→ **DESCRIPTION OF THE TASK**:
Without omitting anything, return the records precisely as given.

Records from a dataset
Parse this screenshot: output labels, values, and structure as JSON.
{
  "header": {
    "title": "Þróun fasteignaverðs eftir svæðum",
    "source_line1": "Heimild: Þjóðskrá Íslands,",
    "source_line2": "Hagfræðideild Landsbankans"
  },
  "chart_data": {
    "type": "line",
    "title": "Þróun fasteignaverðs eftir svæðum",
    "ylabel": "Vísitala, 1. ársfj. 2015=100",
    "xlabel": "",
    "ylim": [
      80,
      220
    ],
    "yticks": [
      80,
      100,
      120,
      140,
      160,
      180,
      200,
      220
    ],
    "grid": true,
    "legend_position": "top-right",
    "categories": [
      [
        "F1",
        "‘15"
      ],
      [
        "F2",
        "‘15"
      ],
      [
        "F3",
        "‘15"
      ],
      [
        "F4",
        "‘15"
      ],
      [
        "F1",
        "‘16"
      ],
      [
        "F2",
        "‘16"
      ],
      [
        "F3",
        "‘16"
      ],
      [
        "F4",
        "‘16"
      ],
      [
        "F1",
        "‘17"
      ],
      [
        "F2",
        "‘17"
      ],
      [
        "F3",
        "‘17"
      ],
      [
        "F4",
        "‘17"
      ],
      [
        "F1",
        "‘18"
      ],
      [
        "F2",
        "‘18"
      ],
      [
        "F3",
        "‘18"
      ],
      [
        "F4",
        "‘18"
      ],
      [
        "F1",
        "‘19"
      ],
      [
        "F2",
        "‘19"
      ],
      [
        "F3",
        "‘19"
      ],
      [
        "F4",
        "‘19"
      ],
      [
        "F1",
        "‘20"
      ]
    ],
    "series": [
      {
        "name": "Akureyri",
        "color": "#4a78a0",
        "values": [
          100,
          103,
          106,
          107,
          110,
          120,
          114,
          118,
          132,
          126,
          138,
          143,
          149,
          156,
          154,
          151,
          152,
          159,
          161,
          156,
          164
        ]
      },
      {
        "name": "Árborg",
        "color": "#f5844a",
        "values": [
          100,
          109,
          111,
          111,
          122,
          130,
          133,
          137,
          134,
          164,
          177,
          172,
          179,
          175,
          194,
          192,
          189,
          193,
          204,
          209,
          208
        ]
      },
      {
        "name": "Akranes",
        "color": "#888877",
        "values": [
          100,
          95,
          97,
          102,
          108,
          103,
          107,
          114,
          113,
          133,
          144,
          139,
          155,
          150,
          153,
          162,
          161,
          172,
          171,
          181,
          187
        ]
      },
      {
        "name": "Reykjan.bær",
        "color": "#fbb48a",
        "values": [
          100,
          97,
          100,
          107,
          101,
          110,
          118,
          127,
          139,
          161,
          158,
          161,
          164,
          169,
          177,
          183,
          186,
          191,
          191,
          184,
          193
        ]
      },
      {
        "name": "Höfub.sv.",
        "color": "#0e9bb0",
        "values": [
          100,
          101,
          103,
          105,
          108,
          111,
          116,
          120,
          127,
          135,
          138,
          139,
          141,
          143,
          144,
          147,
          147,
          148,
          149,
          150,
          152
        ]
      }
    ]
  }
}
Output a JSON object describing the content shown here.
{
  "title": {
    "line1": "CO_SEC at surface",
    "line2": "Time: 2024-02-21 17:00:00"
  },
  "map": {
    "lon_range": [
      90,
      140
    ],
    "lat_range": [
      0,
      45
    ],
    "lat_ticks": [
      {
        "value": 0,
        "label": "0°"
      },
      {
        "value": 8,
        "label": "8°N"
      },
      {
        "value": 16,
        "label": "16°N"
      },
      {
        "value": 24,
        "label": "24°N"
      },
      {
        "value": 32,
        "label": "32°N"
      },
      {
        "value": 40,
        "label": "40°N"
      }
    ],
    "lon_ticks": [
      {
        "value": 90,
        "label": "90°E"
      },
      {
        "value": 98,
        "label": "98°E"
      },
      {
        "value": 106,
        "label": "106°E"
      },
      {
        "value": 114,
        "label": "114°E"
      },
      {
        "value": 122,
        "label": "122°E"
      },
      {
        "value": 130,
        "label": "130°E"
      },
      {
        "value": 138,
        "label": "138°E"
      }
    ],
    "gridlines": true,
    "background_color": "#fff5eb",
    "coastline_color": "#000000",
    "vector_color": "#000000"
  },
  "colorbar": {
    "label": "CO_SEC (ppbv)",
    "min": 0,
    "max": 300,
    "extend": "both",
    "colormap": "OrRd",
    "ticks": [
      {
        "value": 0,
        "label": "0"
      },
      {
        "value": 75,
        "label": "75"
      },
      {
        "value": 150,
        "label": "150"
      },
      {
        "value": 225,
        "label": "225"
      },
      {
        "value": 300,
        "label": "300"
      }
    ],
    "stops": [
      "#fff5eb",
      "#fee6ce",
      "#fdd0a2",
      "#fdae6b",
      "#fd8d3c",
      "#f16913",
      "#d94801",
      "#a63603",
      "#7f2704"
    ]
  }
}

→ **RESPONSE**:
Parse this screenshot: output labels, values, and structure as JSON.
{
  "header": {
    "title": "Þróun fasteignaverðs eftir svæðum",
    "source_line1": "Heimild: Þjóðskrá Íslands,",
    "source_line2": "Hagfræðideild Landsbankans"
  },
  "chart_data": {
    "type": "line",
    "title": "Þróun fasteignaverðs eftir svæðum",
    "ylabel": "Vísitala, 1. ársfj. 2015=100",
    "xlabel": "",
    "ylim": [
      80,
      220
    ],
    "yticks": [
      80,
      100,
      120,
      140,
      160,
      180,
      200,
      220
    ],
    "grid": true,
    "legend_position": "top-right",
    "categories": [
      [
        "F1",
        "‘15"
      ],
      [
        "F2",
        "‘15"
      ],
      [
        "F3",
        "‘15"
      ],
      [
        "F4",
        "‘15"
      ],
      [
        "F1",
        "‘16"
      ],
      [
        "F2",
        "‘16"
      ],
      [
        "F3",
        "‘16"
      ],
      [
        "F4",
        "‘16"
      ],
      [
        "F1",
        "‘17"
      ],
      [
        "F2",
        "‘17"
      ],
      [
        "F3",
        "‘17"
      ],
      [
        "F4",
        "‘17"
      ],
      [
        "F1",
        "‘18"
      ],
      [
        "F2",
        "‘18"
      ],
      [
        "F3",
        "‘18"
      ],
      [
        "F4",
        "‘18"
      ],
      [
        "F1",
        "‘19"
      ],
      [
        "F2",
        "‘19"
      ],
      [
        "F3",
        "‘19"
      ],
      [
        "F4",
        "‘19"
      ],
      [
        "F1",
        "‘20"
      ]
    ],
    "series": [
      {
        "name": "Akureyri",
        "color": "#4a78a0",
        "values": [
          100,
          103,
          106,
          107,
          110,
          120,
          114,
          118,
          132,
          126,
          138,
          143,
          149,
          156,
          154,
          151,
          152,
          159,
          161,
          156,
          164
        ]
      },
      {
        "name": "Árborg",
        "color": "#f5844a",
        "values": [
          100,
          109,
          111,
          111,
          122,
          130,
          133,
          137,
          134,
          164,
          177,
          172,
          179,
          175,
          194,
          192,
          189,
          193,
          204,
          209,
          208
        ]
      },
      {
        "name": "Akranes",
        "color": "#888877",
        "values": [
          100,
          95,
          97,
          102,
          108,
          103,
          107,
          114,
          113,
          133,
          144,
          139,
          155,
          150,
          153,
          162,
          161,
          172,
          171,
          181,
          187
        ]
      },
      {
        "name": "Reykjan.bær",
        "color": "#fbb48a",
        "values": [
          100,
          97,
          100,
          107,
          101,
          110,
          118,
          127,
          139,
          161,
          158,
          161,
          164,
          169,
          177,
          183,
          186,
          191,
          191,
          184,
          193
        ]
      },
      {
        "name": "Höfub.sv.",
        "color": "#0e9bb0",
        "values": [
          100,
          101,
          103,
          105,
          108,
          111,
          116,
          120,
          127,
          135,
          138,
          139,
          141,
          143,
          144,
          147,
          147,
          148,
          149,
          150,
          152
        ]
      }
    ]
  }
}
Output a JSON object describing the content shown here.
{
  "title": {
    "line1": "CO_SEC at surface",
    "line2": "Time: 2024-02-21 17:00:00"
  },
  "map": {
    "lon_range": [
      90,
      140
    ],
    "lat_range": [
      0,
      45
    ],
    "lat_ticks": [
      {
        "value": 0,
        "label": "0°"
      },
      {
        "value": 8,
        "label": "8°N"
      },
      {
        "value": 16,
        "label": "16°N"
      },
      {
        "value": 24,
        "label": "24°N"
      },
      {
        "value": 32,
        "label": "32°N"
      },
      {
        "value": 40,
        "label": "40°N"
      }
    ],
    "lon_ticks": [
      {
        "value": 90,
        "label": "90°E"
      },
      {
        "value": 98,
        "label": "98°E"
      },
      {
        "value": 106,
        "label": "106°E"
      },
      {
        "value": 114,
        "label": "114°E"
      },
      {
        "value": 122,
        "label": "122°E"
      },
      {
        "value": 130,
        "label": "130°E"
      },
      {
        "value": 138,
        "label": "138°E"
      }
    ],
    "gridlines": true,
    "background_color": "#fff5eb",
    "coastline_color": "#000000",
    "vector_color": "#000000"
  },
  "colorbar": {
    "label": "CO_SEC (ppbv)",
    "min": 0,
    "max": 300,
    "extend": "both",
    "colormap": "OrRd",
    "ticks": [
      {
        "value": 0,
        "label": "0"
      },
      {
        "value": 75,
        "label": "75"
      },
      {
        "value": 150,
        "label": "150"
      },
      {
        "value": 225,
        "label": "225"
      },
      {
        "value": 300,
        "label": "300"
      }
    ],
    "stops": [
      "#fff5eb",
      "#fee6ce",
      "#fdd0a2",
      "#fdae6b",
      "#fd8d3c",
      "#f16913",
      "#d94801",
      "#a63603",
      "#7f2704"
    ]
  }
}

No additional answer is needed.